Start PROVIDED RECORDS

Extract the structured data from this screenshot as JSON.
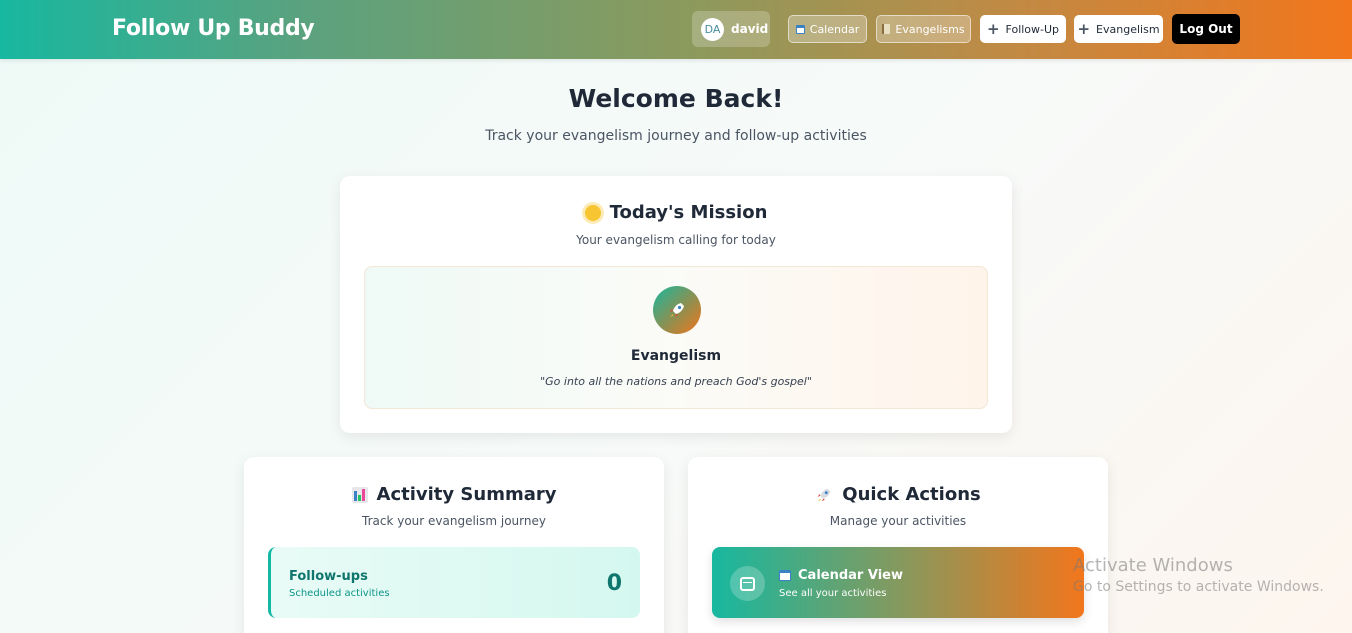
{
  "navbar": {
    "brand": "Follow Up Buddy",
    "user": {
      "initials": "DA",
      "name": "david"
    },
    "buttons": {
      "calendar": "Calendar",
      "evangelisms": "Evangelisms",
      "follow_up": "Follow-Up",
      "evangelism": "Evangelism",
      "logout": "Log Out"
    },
    "colors": {
      "gradient_start": "#17b8a0",
      "gradient_end": "#f2761c"
    }
  },
  "welcome": {
    "title": "Welcome Back!",
    "subtitle": "Track your evangelism journey and follow-up activities"
  },
  "mission": {
    "icon": "sun-icon",
    "title": "Today's Mission",
    "subtitle": "Your evangelism calling for today",
    "item": {
      "icon": "rocket-icon",
      "name": "Evangelism",
      "quote": "\"Go into all the nations and preach God's gospel\""
    }
  },
  "summary": {
    "icon": "bar-chart-icon",
    "title": "Activity Summary",
    "subtitle": "Track your evangelism journey",
    "stats": [
      {
        "label": "Follow-ups",
        "sub": "Scheduled activities",
        "value": "0"
      }
    ]
  },
  "actions": {
    "icon": "rocket-icon",
    "title": "Quick Actions",
    "subtitle": "Manage your activities",
    "items": [
      {
        "icon": "calendar-icon",
        "title": "Calendar View",
        "sub": "See all your activities"
      }
    ]
  },
  "watermark": {
    "title": "Activate Windows",
    "subtitle": "Go to Settings to activate Windows."
  }
}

End PROVIDED RECORDS

Do not include the images; transcribe the rest of the listing exactly.

RESULT FOR THIS TASK ->
Extract the structured data from this screenshot as JSON.
{
  "navbar": {
    "brand": "Follow Up Buddy",
    "user": {
      "initials": "DA",
      "name": "david"
    },
    "buttons": {
      "calendar": "Calendar",
      "evangelisms": "Evangelisms",
      "follow_up": "Follow-Up",
      "evangelism": "Evangelism",
      "logout": "Log Out"
    },
    "colors": {
      "gradient_start": "#17b8a0",
      "gradient_end": "#f2761c"
    }
  },
  "welcome": {
    "title": "Welcome Back!",
    "subtitle": "Track your evangelism journey and follow-up activities"
  },
  "mission": {
    "icon": "sun-icon",
    "title": "Today's Mission",
    "subtitle": "Your evangelism calling for today",
    "item": {
      "icon": "rocket-icon",
      "name": "Evangelism",
      "quote": "\"Go into all the nations and preach God's gospel\""
    }
  },
  "summary": {
    "icon": "bar-chart-icon",
    "title": "Activity Summary",
    "subtitle": "Track your evangelism journey",
    "stats": [
      {
        "label": "Follow-ups",
        "sub": "Scheduled activities",
        "value": "0"
      }
    ]
  },
  "actions": {
    "icon": "rocket-icon",
    "title": "Quick Actions",
    "subtitle": "Manage your activities",
    "items": [
      {
        "icon": "calendar-icon",
        "title": "Calendar View",
        "sub": "See all your activities"
      }
    ]
  },
  "watermark": {
    "title": "Activate Windows",
    "subtitle": "Go to Settings to activate Windows."
  }
}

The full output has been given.